(Excerpt from a dataset)

# # # # #

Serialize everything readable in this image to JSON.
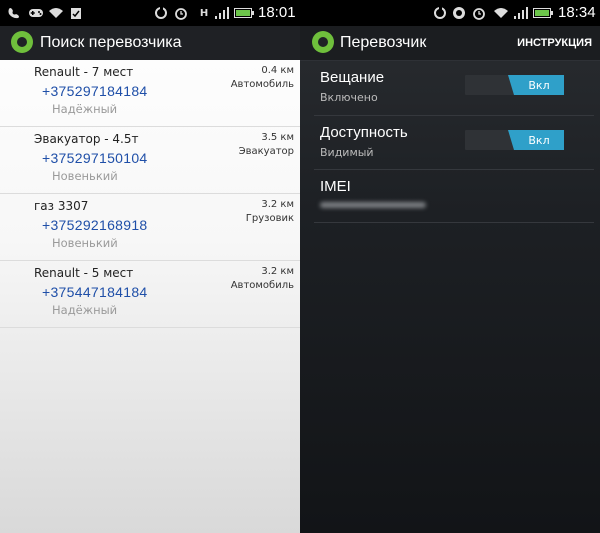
{
  "left": {
    "status": {
      "time": "18:01",
      "indicator": "H"
    },
    "appbar": {
      "title": "Поиск перевозчика"
    },
    "results": [
      {
        "name": "Renault - 7 мест",
        "phone": "+375297184184",
        "rating": "Надёжный",
        "distance": "0.4 км",
        "type": "Автомобиль"
      },
      {
        "name": "Эвакуатор - 4.5т",
        "phone": "+375297150104",
        "rating": "Новенький",
        "distance": "3.5 км",
        "type": "Эвакуатор"
      },
      {
        "name": "газ 3307",
        "phone": "+375292168918",
        "rating": "Новенький",
        "distance": "3.2 км",
        "type": "Грузовик"
      },
      {
        "name": "Renault - 5 мест",
        "phone": "+375447184184",
        "rating": "Надёжный",
        "distance": "3.2 км",
        "type": "Автомобиль"
      }
    ]
  },
  "right": {
    "status": {
      "time": "18:34"
    },
    "appbar": {
      "title": "Перевозчик",
      "action": "ИНСТРУКЦИЯ"
    },
    "settings": [
      {
        "title": "Вещание",
        "subtitle": "Включено",
        "toggle": "Вкл"
      },
      {
        "title": "Доступность",
        "subtitle": "Видимый",
        "toggle": "Вкл"
      },
      {
        "title": "IMEI"
      }
    ]
  },
  "colors": {
    "accent": "#2fa0c9",
    "logo": "#6fbf3c",
    "phone": "#1f4fa8"
  }
}
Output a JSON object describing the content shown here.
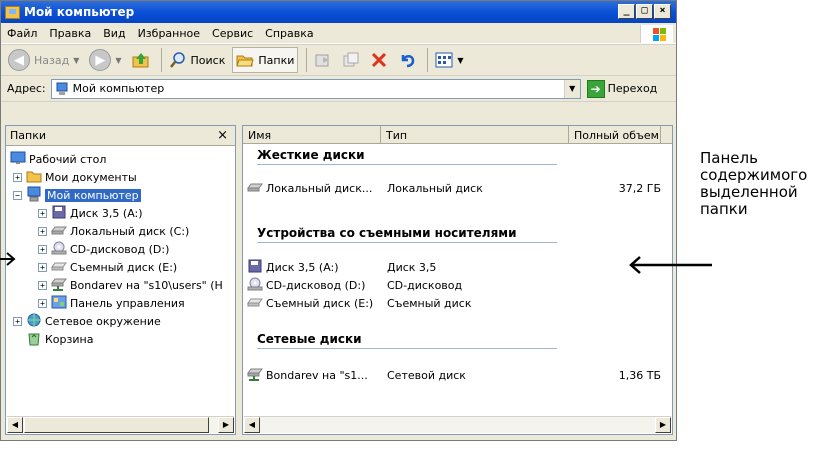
{
  "window": {
    "title": "Мой компьютер"
  },
  "menu": [
    "Файл",
    "Правка",
    "Вид",
    "Избранное",
    "Сервис",
    "Справка"
  ],
  "toolbar": {
    "back": "Назад",
    "search": "Поиск",
    "folders": "Папки"
  },
  "address": {
    "label": "Адрес:",
    "value": "Мой компьютер",
    "go": "Переход"
  },
  "folders_pane": {
    "title": "Папки",
    "close": "×"
  },
  "tree": [
    {
      "label": "Рабочий стол",
      "icon": "desktop-icon",
      "level": 0,
      "expander": ""
    },
    {
      "label": "Мои документы",
      "icon": "documents-icon",
      "level": 1,
      "expander": "+"
    },
    {
      "label": "Мой компьютер",
      "icon": "computer-icon",
      "level": 1,
      "expander": "−",
      "selected": true
    },
    {
      "label": "Диск 3,5 (A:)",
      "icon": "floppy-icon",
      "level": 2,
      "expander": "+"
    },
    {
      "label": "Локальный диск (C:)",
      "icon": "harddisk-icon",
      "level": 2,
      "expander": "+"
    },
    {
      "label": "CD-дисковод (D:)",
      "icon": "cd-icon",
      "level": 2,
      "expander": "+"
    },
    {
      "label": "Съемный диск (E:)",
      "icon": "removable-icon",
      "level": 2,
      "expander": "+"
    },
    {
      "label": "Bondarev на \"s10\\users\" (H",
      "icon": "network-drive-icon",
      "level": 2,
      "expander": "+"
    },
    {
      "label": "Панель управления",
      "icon": "control-panel-icon",
      "level": 2,
      "expander": "+"
    },
    {
      "label": "Сетевое окружение",
      "icon": "network-icon",
      "level": 1,
      "expander": "+"
    },
    {
      "label": "Корзина",
      "icon": "recycle-bin-icon",
      "level": 1,
      "expander": ""
    }
  ],
  "columns": {
    "name": "Имя",
    "type": "Тип",
    "total": "Полный объем"
  },
  "groups": [
    {
      "title": "Жесткие диски",
      "items": [
        {
          "name": "Локальный диск...",
          "type": "Локальный диск",
          "total": "37,2 ГБ",
          "icon": "harddisk-icon"
        }
      ]
    },
    {
      "title": "Устройства со съемными носителями",
      "items": [
        {
          "name": "Диск 3,5 (A:)",
          "type": "Диск 3,5",
          "total": "",
          "icon": "floppy-icon"
        },
        {
          "name": "CD-дисковод (D:)",
          "type": "CD-дисковод",
          "total": "",
          "icon": "cd-icon"
        },
        {
          "name": "Съемный диск (E:)",
          "type": "Съемный диск",
          "total": "",
          "icon": "removable-icon"
        }
      ]
    },
    {
      "title": "Сетевые диски",
      "items": [
        {
          "name": "Bondarev на \"s1...",
          "type": "Сетевой диск",
          "total": "1,36 ТБ",
          "icon": "network-drive-icon"
        }
      ]
    }
  ],
  "annotation": {
    "line1": "Панель",
    "line2": "содержимого",
    "line3": "выделенной",
    "line4": "папки"
  },
  "colors": {
    "titlebar": "#0a50d8",
    "selection": "#316ac5",
    "chrome": "#ece9d8"
  }
}
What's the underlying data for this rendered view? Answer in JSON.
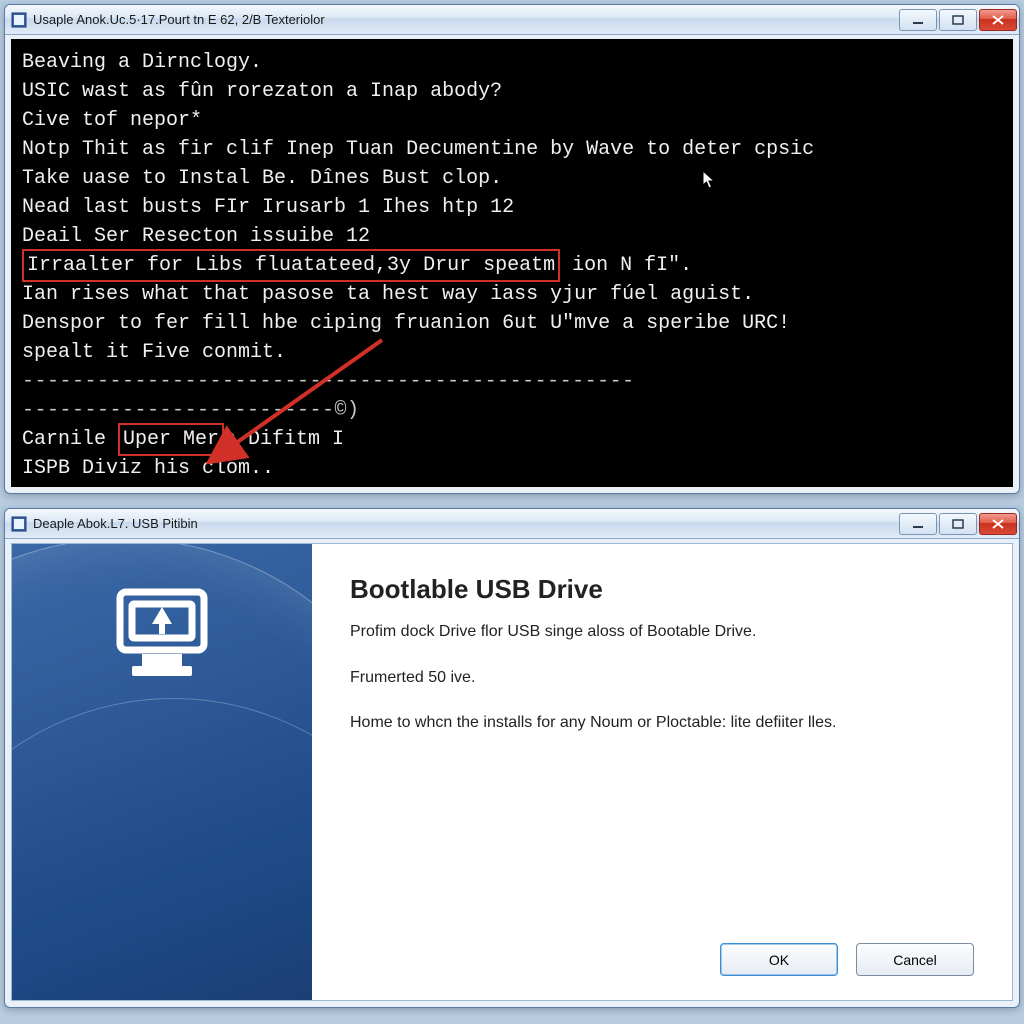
{
  "console_window": {
    "title": "Usaple Anok.Uc.5·17.Pourt tn E 62, 2/B Texteriolor",
    "lines": [
      "Beaving a Dirnclogy.",
      "",
      "USIC wast as fûn rorezaton a Inap abody?",
      "",
      "Cive tof nepor*",
      "Notp Thit as fir clif Inep Tuan Decumentine by Wave to deter cpsic",
      "Take uase to Instal Be. Dînes Bust clop.",
      "",
      "Nead last busts FIr Irusarb 1 Ihes htp 12",
      "",
      "Deail Ser Resecton issuibe 12",
      ""
    ],
    "hl_line_prefix": "Irraalter for Libs fluatateed,3y Drur speatm",
    "hl_line_suffix": " ion N fI\".",
    "more_lines": [
      "Ian rises what that pasose ta hest way iass yjur fúel aguist.",
      "Denspor to fer fill hbe ciping fruanion 6ut U\"mve a speribe URC!",
      "spealt it Five conmit.",
      "-------------------------------------------------",
      "-------------------------©)",
      ""
    ],
    "hl2_prefix": "Carnile ",
    "hl2_text": "Uper Mer",
    "hl2_suffix": "s Difitm I",
    "last_line": "ISPB Diviz his clom.."
  },
  "wizard_window": {
    "title": "Deaple Abok.L7. USB Pitibin",
    "heading": "Bootlable USB Drive",
    "para1": "Profim dock Drive flor USB singe aloss of Bootable Drive.",
    "para2": "Frumerted 50 ive.",
    "para3": "Home to whcn the installs for any Noum or Ploctable: lite defiiter lles.",
    "ok_label": "OK",
    "cancel_label": "Cancel"
  }
}
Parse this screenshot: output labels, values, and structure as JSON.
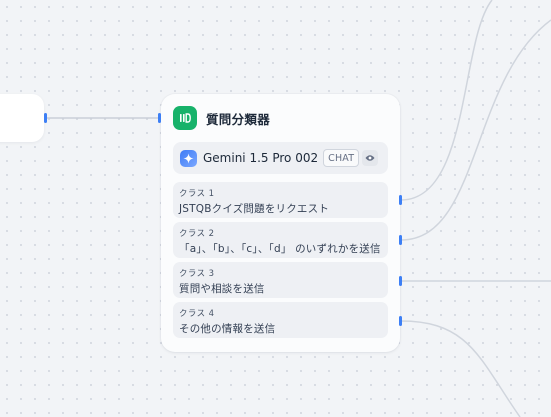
{
  "node": {
    "title": "質問分類器",
    "model": {
      "name": "Gemini 1.5 Pro 002",
      "badge": "CHAT",
      "icon": "gemini-sparkle-icon"
    },
    "classes": [
      {
        "label": "クラス 1",
        "text": "JSTQBクイズ問題をリクエスト"
      },
      {
        "label": "クラス 2",
        "text": "「a」、「b」、「c」、「d」 のいずれかを送信"
      },
      {
        "label": "クラス 3",
        "text": "質問や相談を送信"
      },
      {
        "label": "クラス 4",
        "text": "その他の情報を送信"
      }
    ]
  },
  "colors": {
    "accent": "#3d7ff5",
    "node_icon_bg": "#17b26a",
    "edge": "#d0d5dd",
    "canvas_bg": "#f2f4f7"
  }
}
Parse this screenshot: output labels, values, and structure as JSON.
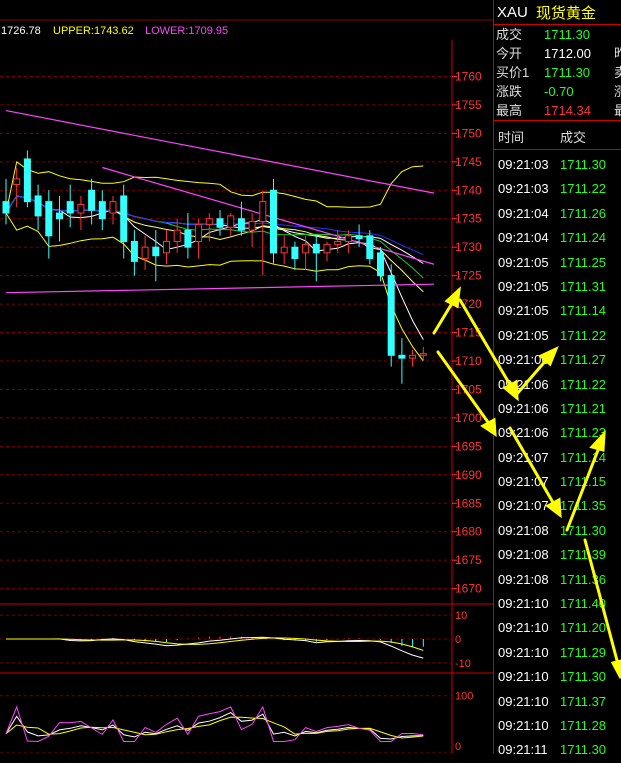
{
  "indicator_header": {
    "mid": "1726.78",
    "upper_label": "UPPER:1743.62",
    "lower_label": "LOWER:1709.95"
  },
  "chart_data": [
    {
      "type": "candlestick",
      "axis": "right",
      "ylim": [
        1668,
        1765
      ],
      "yticks": [
        1760,
        1755,
        1750,
        1745,
        1740,
        1735,
        1730,
        1725,
        1720,
        1715,
        1710,
        1705,
        1700,
        1695,
        1690,
        1685,
        1680,
        1675,
        1670
      ],
      "grid": true,
      "candles": [
        {
          "o": 1738.0,
          "h": 1742.0,
          "l": 1734.0,
          "c": 1736.0
        },
        {
          "o": 1741.0,
          "h": 1744.0,
          "l": 1737.0,
          "c": 1742.0
        },
        {
          "o": 1745.5,
          "h": 1747.0,
          "l": 1737.0,
          "c": 1738.0
        },
        {
          "o": 1739.0,
          "h": 1741.0,
          "l": 1733.0,
          "c": 1735.5
        },
        {
          "o": 1738.0,
          "h": 1740.0,
          "l": 1728.0,
          "c": 1732.0
        },
        {
          "o": 1736.0,
          "h": 1739.0,
          "l": 1731.0,
          "c": 1735.0
        },
        {
          "o": 1738.0,
          "h": 1741.0,
          "l": 1733.5,
          "c": 1736.0
        },
        {
          "o": 1736.0,
          "h": 1739.0,
          "l": 1733.0,
          "c": 1737.5
        },
        {
          "o": 1740.0,
          "h": 1742.0,
          "l": 1734.0,
          "c": 1736.5
        },
        {
          "o": 1738.0,
          "h": 1740.0,
          "l": 1733.0,
          "c": 1735.0
        },
        {
          "o": 1736.0,
          "h": 1739.0,
          "l": 1734.0,
          "c": 1738.0
        },
        {
          "o": 1739.0,
          "h": 1741.0,
          "l": 1728.0,
          "c": 1731.0
        },
        {
          "o": 1731.0,
          "h": 1733.0,
          "l": 1725.0,
          "c": 1727.5
        },
        {
          "o": 1728.0,
          "h": 1732.0,
          "l": 1726.0,
          "c": 1730.0
        },
        {
          "o": 1730.0,
          "h": 1733.0,
          "l": 1724.0,
          "c": 1728.5
        },
        {
          "o": 1729.0,
          "h": 1733.0,
          "l": 1727.0,
          "c": 1731.0
        },
        {
          "o": 1731.0,
          "h": 1735.0,
          "l": 1729.0,
          "c": 1733.0
        },
        {
          "o": 1733.0,
          "h": 1736.0,
          "l": 1728.0,
          "c": 1730.0
        },
        {
          "o": 1731.0,
          "h": 1735.0,
          "l": 1728.0,
          "c": 1734.0
        },
        {
          "o": 1734.0,
          "h": 1736.0,
          "l": 1731.0,
          "c": 1735.0
        },
        {
          "o": 1735.0,
          "h": 1736.5,
          "l": 1732.0,
          "c": 1733.5
        },
        {
          "o": 1733.5,
          "h": 1736.0,
          "l": 1732.0,
          "c": 1735.5
        },
        {
          "o": 1735.0,
          "h": 1738.0,
          "l": 1732.0,
          "c": 1733.0
        },
        {
          "o": 1733.0,
          "h": 1736.0,
          "l": 1730.0,
          "c": 1734.5
        },
        {
          "o": 1734.5,
          "h": 1740.0,
          "l": 1725.0,
          "c": 1738.0
        },
        {
          "o": 1740.0,
          "h": 1742.0,
          "l": 1727.0,
          "c": 1729.0
        },
        {
          "o": 1729.0,
          "h": 1732.0,
          "l": 1727.0,
          "c": 1730.0
        },
        {
          "o": 1730.0,
          "h": 1731.0,
          "l": 1726.0,
          "c": 1728.0
        },
        {
          "o": 1729.0,
          "h": 1732.0,
          "l": 1726.0,
          "c": 1730.5
        },
        {
          "o": 1730.5,
          "h": 1732.0,
          "l": 1724.0,
          "c": 1729.0
        },
        {
          "o": 1729.0,
          "h": 1731.0,
          "l": 1727.5,
          "c": 1730.5
        },
        {
          "o": 1730.5,
          "h": 1733.0,
          "l": 1729.0,
          "c": 1731.0
        },
        {
          "o": 1731.0,
          "h": 1733.0,
          "l": 1729.0,
          "c": 1732.0
        },
        {
          "o": 1732.0,
          "h": 1734.0,
          "l": 1730.0,
          "c": 1731.5
        },
        {
          "o": 1732.0,
          "h": 1733.0,
          "l": 1727.0,
          "c": 1728.0
        },
        {
          "o": 1729.0,
          "h": 1730.0,
          "l": 1724.0,
          "c": 1725.0
        },
        {
          "o": 1725.0,
          "h": 1727.0,
          "l": 1709.0,
          "c": 1711.0
        },
        {
          "o": 1711.0,
          "h": 1714.0,
          "l": 1706.0,
          "c": 1710.5
        },
        {
          "o": 1710.5,
          "h": 1712.0,
          "l": 1709.0,
          "c": 1711.0
        },
        {
          "o": 1711.0,
          "h": 1712.5,
          "l": 1710.0,
          "c": 1711.3
        }
      ],
      "trendlines": [
        {
          "name": "upper-trend",
          "from": [
            0,
            1754.0
          ],
          "to": [
            40,
            1739.5
          ]
        },
        {
          "name": "lower-trend",
          "from": [
            0,
            1722.0
          ],
          "to": [
            40,
            1723.5
          ]
        },
        {
          "name": "mid-trend",
          "from": [
            9,
            1744.0
          ],
          "to": [
            40,
            1727.0
          ]
        }
      ]
    },
    {
      "type": "line",
      "axis": "right",
      "ylim": [
        -13,
        13
      ],
      "yticks": [
        10,
        0,
        -10
      ]
    },
    {
      "type": "line",
      "axis": "right",
      "ylim": [
        0,
        110
      ],
      "yticks": [
        100,
        0
      ]
    }
  ],
  "quote": {
    "symbol": "XAU",
    "name": "现货黄金",
    "rows": [
      {
        "label": "成交",
        "value": "1711.30",
        "color": "green",
        "extra": ""
      },
      {
        "label": "今开",
        "value": "1712.00",
        "color": "white",
        "extra": "昨"
      },
      {
        "label": "买价1",
        "value": "1711.30",
        "color": "green",
        "extra": "卖"
      },
      {
        "label": "涨跌",
        "value": "-0.70",
        "color": "green",
        "extra": "涨"
      },
      {
        "label": "最高",
        "value": "1714.34",
        "color": "red",
        "extra": "最"
      }
    ]
  },
  "ticks_header": {
    "time": "时间",
    "price": "成交"
  },
  "ticks": [
    {
      "time": "09:21:03",
      "price": "1711.30"
    },
    {
      "time": "09:21:03",
      "price": "1711.22"
    },
    {
      "time": "09:21:04",
      "price": "1711.26"
    },
    {
      "time": "09:21:04",
      "price": "1711.24"
    },
    {
      "time": "09:21:05",
      "price": "1711.25"
    },
    {
      "time": "09:21:05",
      "price": "1711.31"
    },
    {
      "time": "09:21:05",
      "price": "1711.14"
    },
    {
      "time": "09:21:05",
      "price": "1711.22"
    },
    {
      "time": "09:21:06",
      "price": "1711.27"
    },
    {
      "time": "09:21:06",
      "price": "1711.22"
    },
    {
      "time": "09:21:06",
      "price": "1711.21"
    },
    {
      "time": "09:21:06",
      "price": "1711.23"
    },
    {
      "time": "09:21:07",
      "price": "1711.14"
    },
    {
      "time": "09:21:07",
      "price": "1711.15"
    },
    {
      "time": "09:21:07",
      "price": "1711.35"
    },
    {
      "time": "09:21:08",
      "price": "1711.30"
    },
    {
      "time": "09:21:08",
      "price": "1711.39"
    },
    {
      "time": "09:21:08",
      "price": "1711.36"
    },
    {
      "time": "09:21:10",
      "price": "1711.40"
    },
    {
      "time": "09:21:10",
      "price": "1711.20"
    },
    {
      "time": "09:21:10",
      "price": "1711.29"
    },
    {
      "time": "09:21:10",
      "price": "1711.30"
    },
    {
      "time": "09:21:10",
      "price": "1711.37"
    },
    {
      "time": "09:21:10",
      "price": "1711.28"
    },
    {
      "time": "09:21:11",
      "price": "1711.30"
    }
  ],
  "colors": {
    "up_candle": "#ff3333",
    "down_candle": "#33ffff",
    "grid": "#7a0000",
    "axis_text": "#ff3333",
    "boll": "#ffff00",
    "trend": "#ff44ff",
    "ma_blue": "#2233ff",
    "ma_green": "#22cc22",
    "arrow": "#ffff00"
  }
}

# # # # #

▸ GIVEN EXERCISE
Search the data above for the word "network", then gather each line in which it appears.

▸ EXERCISE RESULT
      "icon": "network-drive-icon",
      "icon": "network-icon",
          "icon": "network-drive-icon"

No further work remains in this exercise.